## Work to be completed:
Copy out word for word the lines starting at the one that contains "lock-icon — [146, 137, 154, 145]" and ending at the last line of the data.

## Records to use:
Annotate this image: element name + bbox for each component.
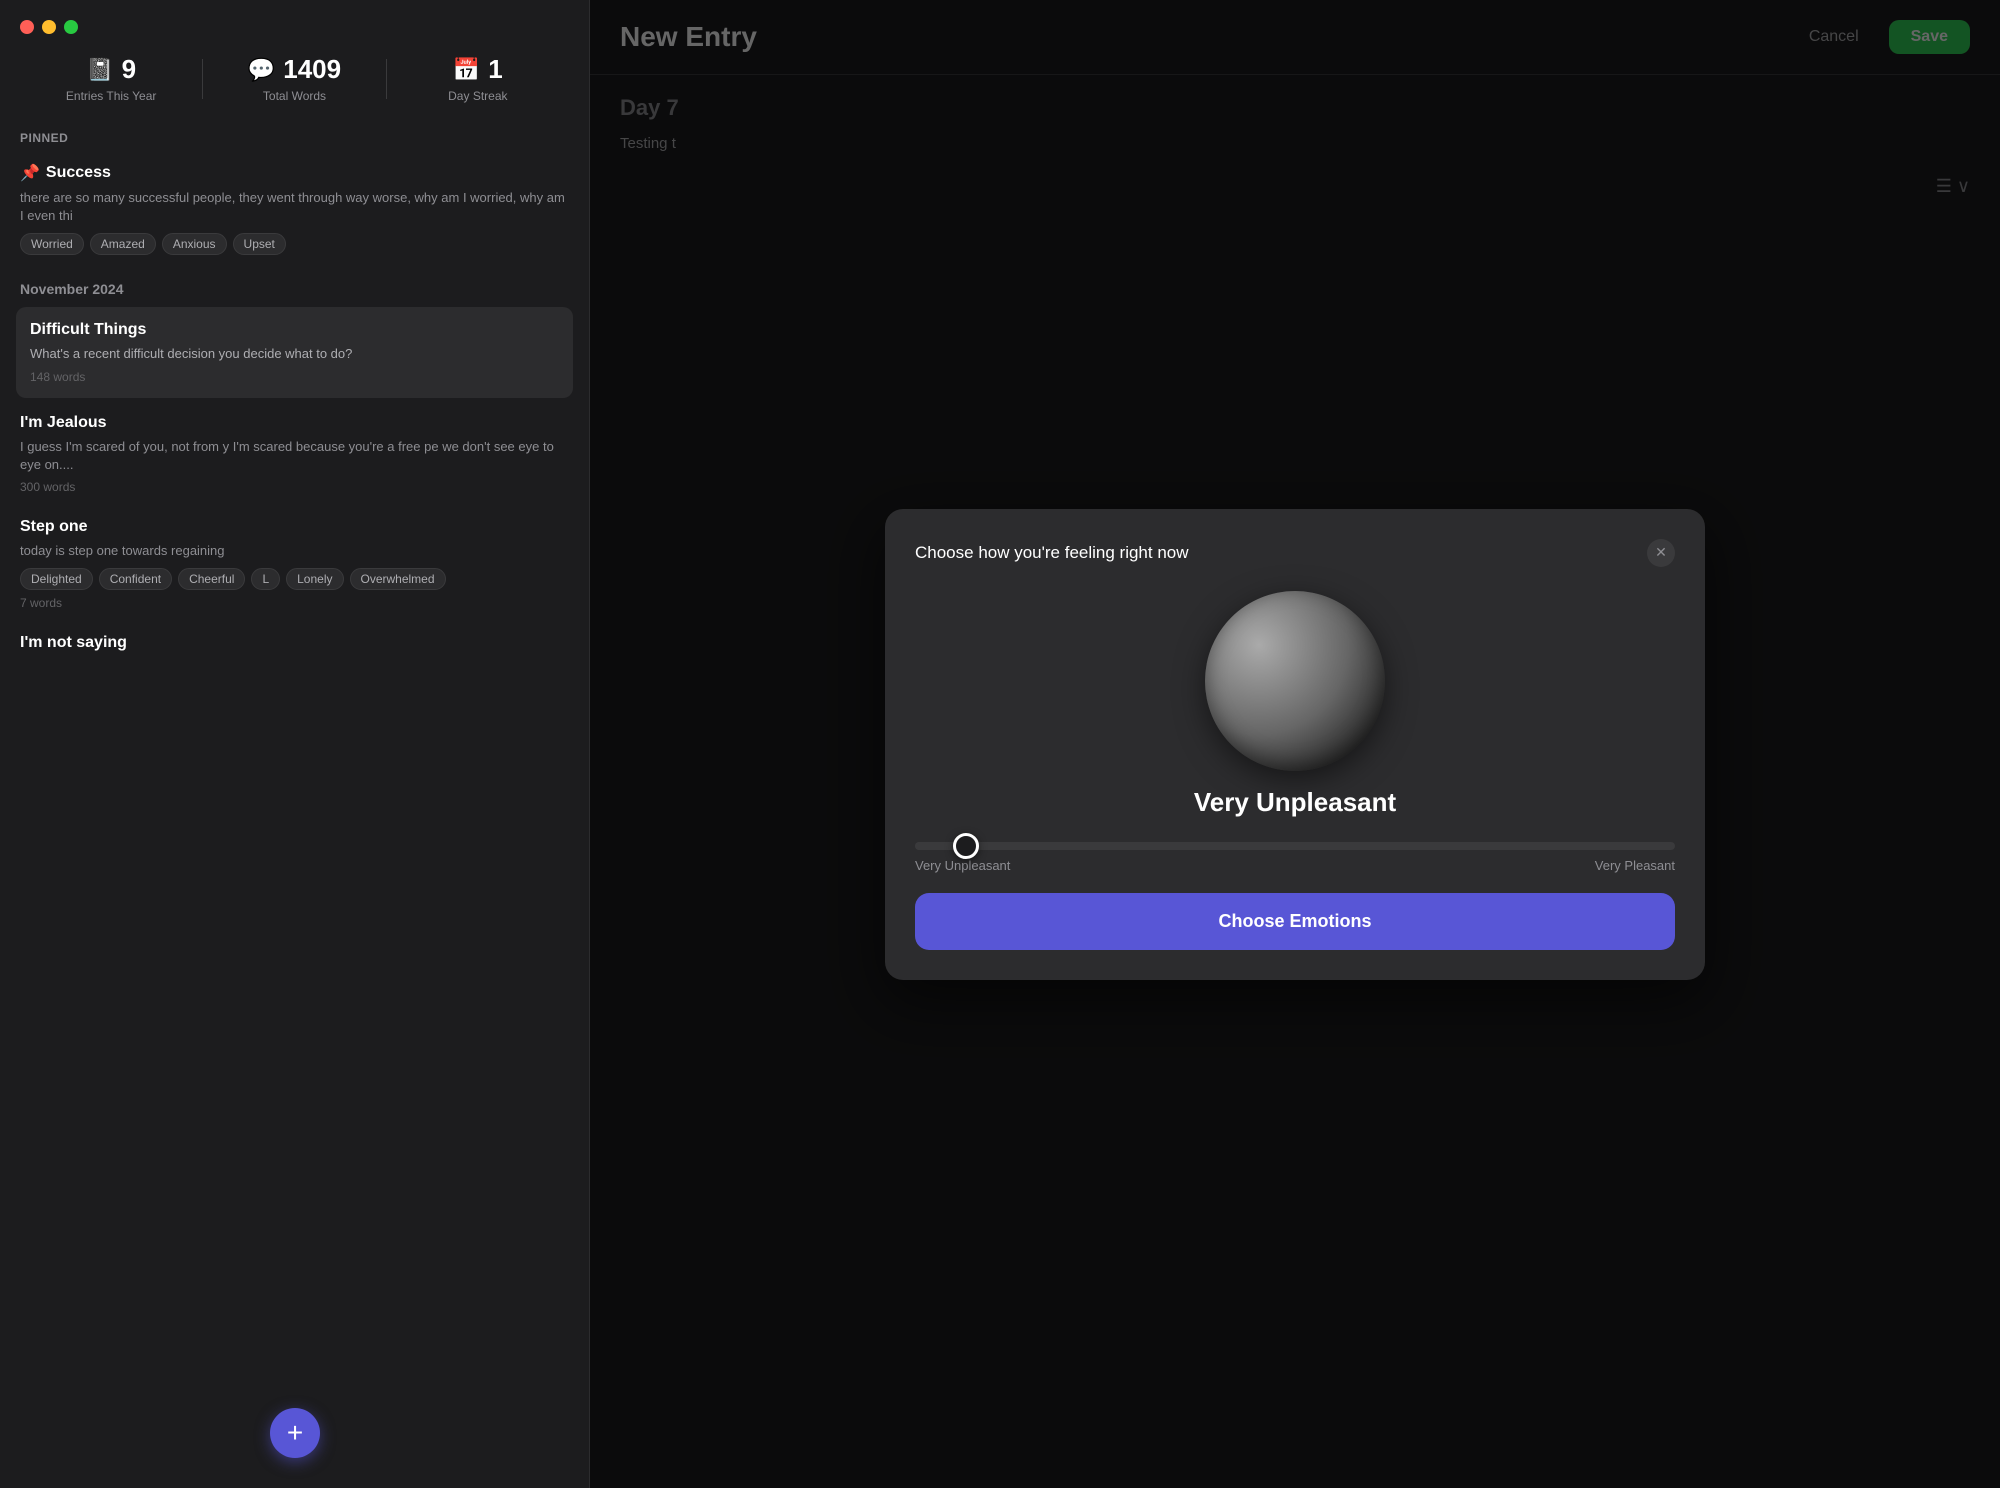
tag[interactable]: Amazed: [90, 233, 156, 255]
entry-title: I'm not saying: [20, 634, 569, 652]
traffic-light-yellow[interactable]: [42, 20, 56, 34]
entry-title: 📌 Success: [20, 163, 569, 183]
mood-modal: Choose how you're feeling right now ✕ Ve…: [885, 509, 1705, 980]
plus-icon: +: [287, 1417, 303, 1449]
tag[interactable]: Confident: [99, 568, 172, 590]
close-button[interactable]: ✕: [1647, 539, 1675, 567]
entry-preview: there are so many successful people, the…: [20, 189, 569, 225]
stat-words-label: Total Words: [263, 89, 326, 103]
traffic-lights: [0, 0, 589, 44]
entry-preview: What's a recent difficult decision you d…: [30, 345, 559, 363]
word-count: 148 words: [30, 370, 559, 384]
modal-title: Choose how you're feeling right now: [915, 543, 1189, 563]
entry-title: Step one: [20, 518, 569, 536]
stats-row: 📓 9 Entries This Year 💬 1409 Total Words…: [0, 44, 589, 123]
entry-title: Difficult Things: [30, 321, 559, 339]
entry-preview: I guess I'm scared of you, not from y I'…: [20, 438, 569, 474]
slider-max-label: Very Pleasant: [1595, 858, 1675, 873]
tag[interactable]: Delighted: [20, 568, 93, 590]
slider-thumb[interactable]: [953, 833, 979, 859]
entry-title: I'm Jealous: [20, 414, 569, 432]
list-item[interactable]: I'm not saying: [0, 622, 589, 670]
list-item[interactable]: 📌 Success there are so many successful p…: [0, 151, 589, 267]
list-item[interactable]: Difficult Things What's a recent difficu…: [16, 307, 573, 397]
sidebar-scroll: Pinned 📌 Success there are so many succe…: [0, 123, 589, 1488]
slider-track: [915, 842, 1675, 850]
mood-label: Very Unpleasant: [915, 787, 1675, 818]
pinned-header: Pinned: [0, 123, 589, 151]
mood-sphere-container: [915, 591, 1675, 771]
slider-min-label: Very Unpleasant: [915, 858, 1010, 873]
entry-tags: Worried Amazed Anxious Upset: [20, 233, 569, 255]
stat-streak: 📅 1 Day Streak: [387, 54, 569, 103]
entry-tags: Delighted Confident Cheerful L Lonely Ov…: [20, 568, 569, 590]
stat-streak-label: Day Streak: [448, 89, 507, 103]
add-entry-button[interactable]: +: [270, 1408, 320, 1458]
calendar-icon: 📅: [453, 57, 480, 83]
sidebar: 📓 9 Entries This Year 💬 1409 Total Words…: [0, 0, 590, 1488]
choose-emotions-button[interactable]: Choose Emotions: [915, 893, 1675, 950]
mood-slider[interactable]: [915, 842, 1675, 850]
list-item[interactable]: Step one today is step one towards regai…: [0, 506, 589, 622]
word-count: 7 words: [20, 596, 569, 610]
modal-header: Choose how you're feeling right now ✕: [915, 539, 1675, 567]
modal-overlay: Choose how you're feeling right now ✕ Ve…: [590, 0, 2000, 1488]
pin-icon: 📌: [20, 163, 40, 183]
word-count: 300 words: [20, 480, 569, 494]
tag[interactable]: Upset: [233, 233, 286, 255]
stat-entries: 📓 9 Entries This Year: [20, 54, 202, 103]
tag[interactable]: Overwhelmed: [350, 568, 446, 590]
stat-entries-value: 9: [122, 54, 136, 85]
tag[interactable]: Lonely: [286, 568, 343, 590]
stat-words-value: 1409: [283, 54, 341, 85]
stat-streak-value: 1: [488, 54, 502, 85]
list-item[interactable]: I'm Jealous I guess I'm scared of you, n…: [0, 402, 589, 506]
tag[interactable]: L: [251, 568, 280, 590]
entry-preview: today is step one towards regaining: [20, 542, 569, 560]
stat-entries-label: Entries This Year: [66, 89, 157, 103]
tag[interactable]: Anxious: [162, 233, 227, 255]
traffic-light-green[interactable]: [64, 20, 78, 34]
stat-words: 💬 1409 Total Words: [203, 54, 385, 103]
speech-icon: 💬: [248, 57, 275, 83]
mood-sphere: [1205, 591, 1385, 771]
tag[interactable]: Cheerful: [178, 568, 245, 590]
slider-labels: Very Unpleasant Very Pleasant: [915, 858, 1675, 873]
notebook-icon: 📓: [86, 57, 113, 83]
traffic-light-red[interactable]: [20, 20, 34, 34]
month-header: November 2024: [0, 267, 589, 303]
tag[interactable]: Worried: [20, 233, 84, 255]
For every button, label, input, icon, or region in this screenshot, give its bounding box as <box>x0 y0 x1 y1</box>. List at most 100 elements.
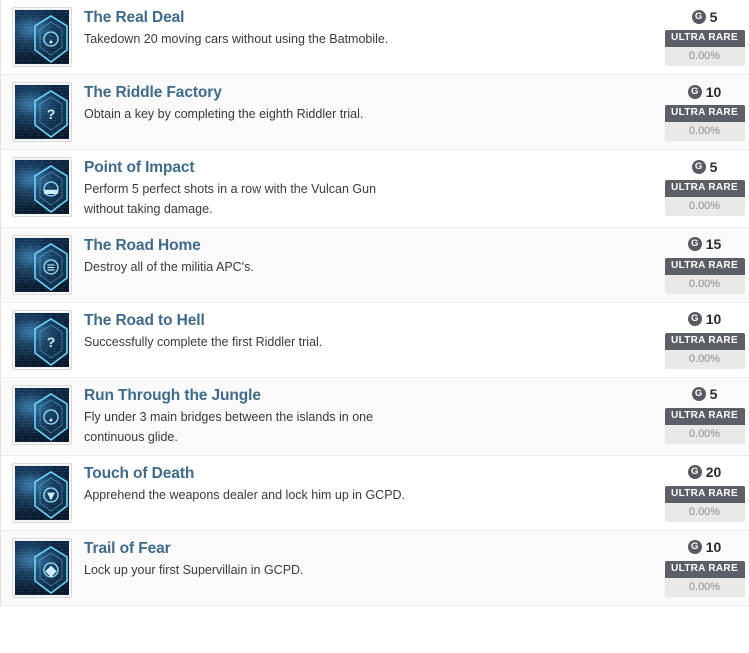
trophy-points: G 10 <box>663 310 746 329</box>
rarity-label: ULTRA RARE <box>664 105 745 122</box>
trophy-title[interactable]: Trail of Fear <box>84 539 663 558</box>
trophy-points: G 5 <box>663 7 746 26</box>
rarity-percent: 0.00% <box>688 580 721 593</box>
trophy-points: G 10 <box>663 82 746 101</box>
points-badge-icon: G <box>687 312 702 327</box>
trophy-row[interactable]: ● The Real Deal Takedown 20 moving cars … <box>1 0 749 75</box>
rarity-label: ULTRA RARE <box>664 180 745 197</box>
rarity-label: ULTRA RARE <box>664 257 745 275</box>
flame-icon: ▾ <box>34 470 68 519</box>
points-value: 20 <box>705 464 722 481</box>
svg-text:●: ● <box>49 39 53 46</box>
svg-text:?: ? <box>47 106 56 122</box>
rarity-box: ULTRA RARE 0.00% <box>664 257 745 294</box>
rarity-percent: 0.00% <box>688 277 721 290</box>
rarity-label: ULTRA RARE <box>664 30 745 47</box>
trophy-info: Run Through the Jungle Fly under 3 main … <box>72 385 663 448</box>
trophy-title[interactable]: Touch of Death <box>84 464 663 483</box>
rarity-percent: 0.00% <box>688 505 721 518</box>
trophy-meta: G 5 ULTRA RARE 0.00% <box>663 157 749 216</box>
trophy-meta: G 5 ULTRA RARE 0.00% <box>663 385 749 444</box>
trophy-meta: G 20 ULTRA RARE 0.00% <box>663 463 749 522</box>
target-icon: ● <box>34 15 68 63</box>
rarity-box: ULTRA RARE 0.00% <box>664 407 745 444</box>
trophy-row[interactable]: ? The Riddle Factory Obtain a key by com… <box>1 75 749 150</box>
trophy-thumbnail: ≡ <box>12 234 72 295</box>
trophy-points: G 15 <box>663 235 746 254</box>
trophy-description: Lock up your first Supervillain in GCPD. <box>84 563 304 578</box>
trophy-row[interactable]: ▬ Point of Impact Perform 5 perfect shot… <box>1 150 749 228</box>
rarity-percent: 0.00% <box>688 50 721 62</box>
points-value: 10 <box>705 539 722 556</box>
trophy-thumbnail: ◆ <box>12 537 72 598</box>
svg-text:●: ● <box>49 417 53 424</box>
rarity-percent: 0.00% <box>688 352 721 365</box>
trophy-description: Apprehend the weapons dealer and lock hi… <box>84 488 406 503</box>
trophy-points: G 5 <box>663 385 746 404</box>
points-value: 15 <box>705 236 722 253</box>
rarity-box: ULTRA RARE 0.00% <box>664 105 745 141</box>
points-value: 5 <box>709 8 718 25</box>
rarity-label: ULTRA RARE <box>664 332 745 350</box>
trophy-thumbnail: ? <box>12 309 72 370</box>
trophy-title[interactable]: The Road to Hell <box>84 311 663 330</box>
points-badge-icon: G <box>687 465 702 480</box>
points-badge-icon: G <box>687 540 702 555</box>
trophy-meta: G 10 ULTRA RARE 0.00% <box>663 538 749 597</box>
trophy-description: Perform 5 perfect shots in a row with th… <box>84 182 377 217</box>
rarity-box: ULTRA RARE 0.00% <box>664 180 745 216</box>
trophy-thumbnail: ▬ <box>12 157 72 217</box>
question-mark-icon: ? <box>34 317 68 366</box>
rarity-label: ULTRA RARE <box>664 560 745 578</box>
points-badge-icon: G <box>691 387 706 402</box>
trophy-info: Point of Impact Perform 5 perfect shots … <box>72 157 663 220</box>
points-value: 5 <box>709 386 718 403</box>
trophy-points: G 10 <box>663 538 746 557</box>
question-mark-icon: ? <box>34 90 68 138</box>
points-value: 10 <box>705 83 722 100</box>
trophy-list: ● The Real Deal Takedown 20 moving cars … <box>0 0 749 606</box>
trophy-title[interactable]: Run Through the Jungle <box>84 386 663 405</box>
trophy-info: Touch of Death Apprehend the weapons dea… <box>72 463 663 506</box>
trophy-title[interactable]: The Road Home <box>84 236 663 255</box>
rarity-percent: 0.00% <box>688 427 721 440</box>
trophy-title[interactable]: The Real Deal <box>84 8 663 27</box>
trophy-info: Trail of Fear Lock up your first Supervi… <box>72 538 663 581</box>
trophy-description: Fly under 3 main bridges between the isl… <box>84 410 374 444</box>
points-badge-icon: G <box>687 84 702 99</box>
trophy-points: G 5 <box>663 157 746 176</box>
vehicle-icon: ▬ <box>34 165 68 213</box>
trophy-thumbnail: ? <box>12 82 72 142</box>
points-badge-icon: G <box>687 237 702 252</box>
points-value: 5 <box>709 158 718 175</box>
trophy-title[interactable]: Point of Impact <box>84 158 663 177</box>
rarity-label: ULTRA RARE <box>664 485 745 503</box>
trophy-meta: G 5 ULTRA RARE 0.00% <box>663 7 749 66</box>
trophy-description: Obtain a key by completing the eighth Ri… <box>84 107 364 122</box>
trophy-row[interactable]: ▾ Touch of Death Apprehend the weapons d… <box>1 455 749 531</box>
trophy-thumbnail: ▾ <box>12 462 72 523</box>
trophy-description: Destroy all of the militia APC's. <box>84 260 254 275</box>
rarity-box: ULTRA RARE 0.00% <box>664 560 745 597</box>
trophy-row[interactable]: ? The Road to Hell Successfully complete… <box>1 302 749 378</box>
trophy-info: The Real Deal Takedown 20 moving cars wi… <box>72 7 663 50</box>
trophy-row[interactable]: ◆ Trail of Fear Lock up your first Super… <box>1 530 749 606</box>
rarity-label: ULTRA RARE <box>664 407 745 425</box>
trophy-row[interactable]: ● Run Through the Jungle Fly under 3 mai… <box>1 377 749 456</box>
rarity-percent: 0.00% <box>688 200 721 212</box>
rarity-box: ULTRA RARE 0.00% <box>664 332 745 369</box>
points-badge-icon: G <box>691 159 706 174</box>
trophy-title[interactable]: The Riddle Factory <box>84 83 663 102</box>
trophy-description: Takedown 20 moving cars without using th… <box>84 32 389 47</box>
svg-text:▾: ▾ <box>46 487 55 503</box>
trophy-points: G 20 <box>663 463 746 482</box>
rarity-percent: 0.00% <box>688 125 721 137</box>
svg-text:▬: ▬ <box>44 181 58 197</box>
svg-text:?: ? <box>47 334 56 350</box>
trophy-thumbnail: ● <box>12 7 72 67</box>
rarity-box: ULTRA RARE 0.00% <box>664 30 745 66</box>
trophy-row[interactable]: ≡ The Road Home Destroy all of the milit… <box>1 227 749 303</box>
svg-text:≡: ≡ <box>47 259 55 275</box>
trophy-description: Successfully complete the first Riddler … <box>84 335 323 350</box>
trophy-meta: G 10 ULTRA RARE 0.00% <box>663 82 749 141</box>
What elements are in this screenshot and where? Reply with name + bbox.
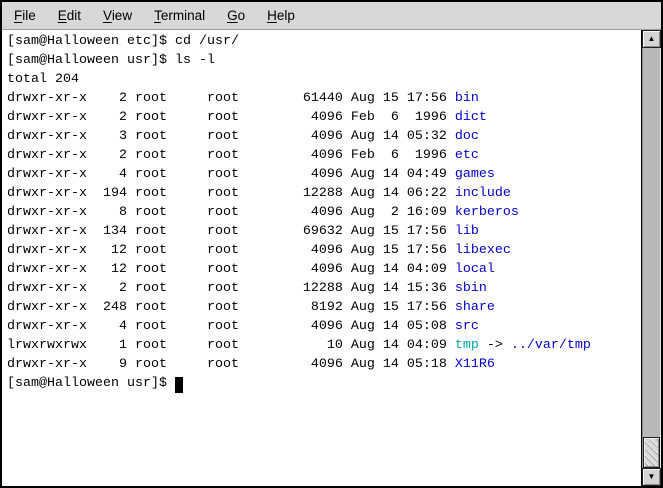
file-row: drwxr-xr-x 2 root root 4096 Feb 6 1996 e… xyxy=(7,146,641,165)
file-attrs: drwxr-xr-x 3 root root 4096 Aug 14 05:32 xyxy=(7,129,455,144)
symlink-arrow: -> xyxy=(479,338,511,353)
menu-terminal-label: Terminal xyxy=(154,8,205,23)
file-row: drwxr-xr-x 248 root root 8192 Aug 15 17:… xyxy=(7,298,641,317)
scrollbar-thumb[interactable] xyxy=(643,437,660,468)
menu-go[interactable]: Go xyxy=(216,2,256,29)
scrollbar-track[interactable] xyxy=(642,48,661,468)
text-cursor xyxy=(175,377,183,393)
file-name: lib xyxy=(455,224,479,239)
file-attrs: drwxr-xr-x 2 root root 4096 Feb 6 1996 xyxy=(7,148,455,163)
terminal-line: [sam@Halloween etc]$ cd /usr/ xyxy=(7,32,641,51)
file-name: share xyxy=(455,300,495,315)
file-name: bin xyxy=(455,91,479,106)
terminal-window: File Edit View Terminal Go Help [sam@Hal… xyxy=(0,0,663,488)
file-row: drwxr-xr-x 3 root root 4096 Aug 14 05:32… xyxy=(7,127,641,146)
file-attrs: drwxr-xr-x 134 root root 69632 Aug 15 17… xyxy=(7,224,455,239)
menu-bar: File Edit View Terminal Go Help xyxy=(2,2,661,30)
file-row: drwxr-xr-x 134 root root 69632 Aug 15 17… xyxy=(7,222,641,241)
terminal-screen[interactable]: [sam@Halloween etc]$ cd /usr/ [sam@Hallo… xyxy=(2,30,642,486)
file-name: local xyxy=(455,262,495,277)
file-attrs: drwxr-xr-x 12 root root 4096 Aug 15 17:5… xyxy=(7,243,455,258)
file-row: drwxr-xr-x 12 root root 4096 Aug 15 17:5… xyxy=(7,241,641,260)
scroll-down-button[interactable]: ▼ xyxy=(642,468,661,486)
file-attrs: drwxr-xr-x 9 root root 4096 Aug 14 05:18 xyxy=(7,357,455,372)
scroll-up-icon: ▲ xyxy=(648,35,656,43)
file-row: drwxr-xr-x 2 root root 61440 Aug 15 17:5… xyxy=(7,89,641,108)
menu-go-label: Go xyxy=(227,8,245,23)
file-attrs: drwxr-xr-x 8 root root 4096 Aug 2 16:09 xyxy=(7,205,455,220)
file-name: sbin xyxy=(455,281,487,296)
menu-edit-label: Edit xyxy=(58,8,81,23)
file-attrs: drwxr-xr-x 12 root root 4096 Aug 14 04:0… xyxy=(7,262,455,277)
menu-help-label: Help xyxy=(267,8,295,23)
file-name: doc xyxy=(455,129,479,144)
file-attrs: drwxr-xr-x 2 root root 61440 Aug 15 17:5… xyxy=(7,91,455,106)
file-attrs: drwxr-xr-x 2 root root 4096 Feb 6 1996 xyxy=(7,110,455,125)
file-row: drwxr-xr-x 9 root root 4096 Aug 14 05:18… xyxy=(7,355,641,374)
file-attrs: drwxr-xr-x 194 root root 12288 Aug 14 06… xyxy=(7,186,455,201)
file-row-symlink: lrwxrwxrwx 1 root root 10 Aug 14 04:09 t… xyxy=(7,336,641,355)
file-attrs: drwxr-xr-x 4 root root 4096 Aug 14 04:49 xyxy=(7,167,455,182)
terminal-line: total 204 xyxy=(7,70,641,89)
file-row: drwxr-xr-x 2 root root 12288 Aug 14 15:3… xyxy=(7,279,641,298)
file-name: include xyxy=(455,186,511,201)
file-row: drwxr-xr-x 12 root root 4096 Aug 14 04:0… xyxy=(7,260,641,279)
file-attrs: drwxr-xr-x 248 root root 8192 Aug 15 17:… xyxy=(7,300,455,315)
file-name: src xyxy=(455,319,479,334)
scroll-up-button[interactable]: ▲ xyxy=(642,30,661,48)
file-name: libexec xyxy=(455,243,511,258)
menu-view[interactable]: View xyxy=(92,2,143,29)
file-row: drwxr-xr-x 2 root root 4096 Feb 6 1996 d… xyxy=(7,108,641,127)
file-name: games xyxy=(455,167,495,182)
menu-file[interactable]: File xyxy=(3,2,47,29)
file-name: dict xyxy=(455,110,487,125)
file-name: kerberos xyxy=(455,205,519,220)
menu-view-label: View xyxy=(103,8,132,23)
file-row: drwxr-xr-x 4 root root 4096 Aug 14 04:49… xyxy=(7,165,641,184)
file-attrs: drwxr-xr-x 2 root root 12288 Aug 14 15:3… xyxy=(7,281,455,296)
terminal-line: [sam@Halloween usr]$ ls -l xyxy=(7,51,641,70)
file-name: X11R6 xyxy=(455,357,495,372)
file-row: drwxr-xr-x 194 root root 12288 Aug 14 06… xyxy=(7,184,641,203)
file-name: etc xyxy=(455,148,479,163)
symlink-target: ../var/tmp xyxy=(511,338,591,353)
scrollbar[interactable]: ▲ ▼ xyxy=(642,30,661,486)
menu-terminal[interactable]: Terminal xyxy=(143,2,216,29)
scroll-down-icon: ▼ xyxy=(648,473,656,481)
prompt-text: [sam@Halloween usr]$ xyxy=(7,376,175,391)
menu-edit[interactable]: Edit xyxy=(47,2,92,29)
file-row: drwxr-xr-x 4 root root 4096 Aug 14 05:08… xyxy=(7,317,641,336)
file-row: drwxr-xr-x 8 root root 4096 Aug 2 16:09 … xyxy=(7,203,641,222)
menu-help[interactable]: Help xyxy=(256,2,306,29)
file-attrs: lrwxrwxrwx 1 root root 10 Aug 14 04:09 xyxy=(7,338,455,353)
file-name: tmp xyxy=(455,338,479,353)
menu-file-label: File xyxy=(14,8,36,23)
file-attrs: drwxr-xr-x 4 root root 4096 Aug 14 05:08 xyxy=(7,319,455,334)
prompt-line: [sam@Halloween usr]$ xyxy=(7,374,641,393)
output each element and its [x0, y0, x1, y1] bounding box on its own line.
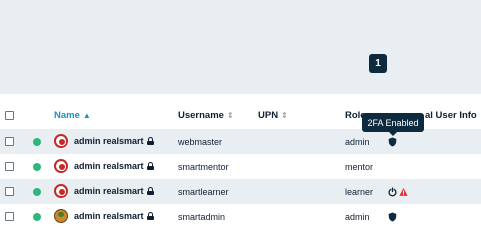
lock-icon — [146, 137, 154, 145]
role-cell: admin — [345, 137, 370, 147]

## In response:
lock-icon — [146, 137, 154, 145]
role-cell: admin — [345, 137, 370, 147]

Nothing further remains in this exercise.